- **Assignment**:
Only the text belongs in the copy. Transcribe the data exactly and drop any pictures.
--------------------
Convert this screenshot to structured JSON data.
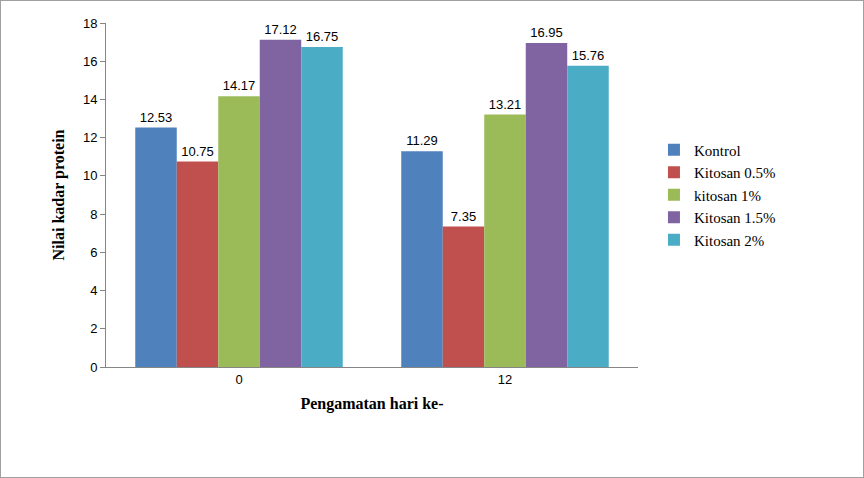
{
  "chart_data": {
    "type": "bar",
    "x_label": "Pengamatan hari ke-",
    "y_label": "Nilai kadar protein",
    "categories": [
      "0",
      "12"
    ],
    "series": [
      {
        "name": "Kontrol",
        "color": "#4F81BD",
        "values": [
          12.53,
          11.29
        ]
      },
      {
        "name": "Kitosan 0.5%",
        "color": "#C0504D",
        "values": [
          10.75,
          7.35
        ]
      },
      {
        "name": "kitosan 1%",
        "color": "#9BBB59",
        "values": [
          14.17,
          13.21
        ]
      },
      {
        "name": "Kitosan 1.5%",
        "color": "#8064A2",
        "values": [
          17.12,
          16.95
        ]
      },
      {
        "name": "Kitosan 2%",
        "color": "#4BACC6",
        "values": [
          16.75,
          15.76
        ]
      }
    ],
    "ylim": [
      0,
      18
    ],
    "yticks": [
      0,
      2,
      4,
      6,
      8,
      10,
      12,
      14,
      16,
      18
    ],
    "grid": false,
    "legend": "right",
    "data_labels": true
  }
}
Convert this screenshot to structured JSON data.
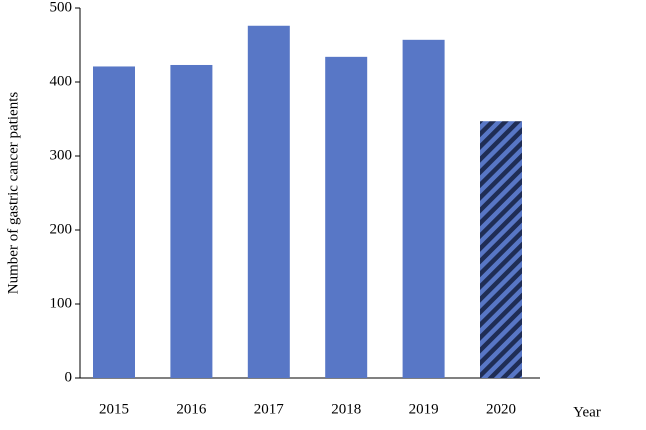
{
  "chart_data": {
    "type": "bar",
    "y_label": "Number of gastric cancer patients",
    "x_label": "Year",
    "categories": [
      "2015",
      "2016",
      "2017",
      "2018",
      "2019",
      "2020"
    ],
    "values": [
      421,
      423,
      476,
      434,
      457,
      347
    ],
    "hatch": [
      false,
      false,
      false,
      false,
      false,
      true
    ],
    "color": "#5877c6",
    "hatch_color": "#1f2d55",
    "ylim": [
      0,
      500
    ],
    "yticks": [
      0,
      100,
      200,
      300,
      400,
      500
    ],
    "grid": false
  }
}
--------------------
- **Written response**:
Convert this screenshot to structured JSON data.
{
  "chart_data": {
    "type": "bar",
    "x_label": "Pengamatan hari ke-",
    "y_label": "Nilai kadar protein",
    "categories": [
      "0",
      "12"
    ],
    "series": [
      {
        "name": "Kontrol",
        "color": "#4F81BD",
        "values": [
          12.53,
          11.29
        ]
      },
      {
        "name": "Kitosan 0.5%",
        "color": "#C0504D",
        "values": [
          10.75,
          7.35
        ]
      },
      {
        "name": "kitosan 1%",
        "color": "#9BBB59",
        "values": [
          14.17,
          13.21
        ]
      },
      {
        "name": "Kitosan 1.5%",
        "color": "#8064A2",
        "values": [
          17.12,
          16.95
        ]
      },
      {
        "name": "Kitosan 2%",
        "color": "#4BACC6",
        "values": [
          16.75,
          15.76
        ]
      }
    ],
    "ylim": [
      0,
      18
    ],
    "yticks": [
      0,
      2,
      4,
      6,
      8,
      10,
      12,
      14,
      16,
      18
    ],
    "grid": false,
    "legend": "right",
    "data_labels": true
  }
}
Convert this screenshot to structured JSON data.
{
  "chart_data": {
    "type": "bar",
    "y_label": "Number of gastric cancer patients",
    "x_label": "Year",
    "categories": [
      "2015",
      "2016",
      "2017",
      "2018",
      "2019",
      "2020"
    ],
    "values": [
      421,
      423,
      476,
      434,
      457,
      347
    ],
    "hatch": [
      false,
      false,
      false,
      false,
      false,
      true
    ],
    "color": "#5877c6",
    "hatch_color": "#1f2d55",
    "ylim": [
      0,
      500
    ],
    "yticks": [
      0,
      100,
      200,
      300,
      400,
      500
    ],
    "grid": false
  }
}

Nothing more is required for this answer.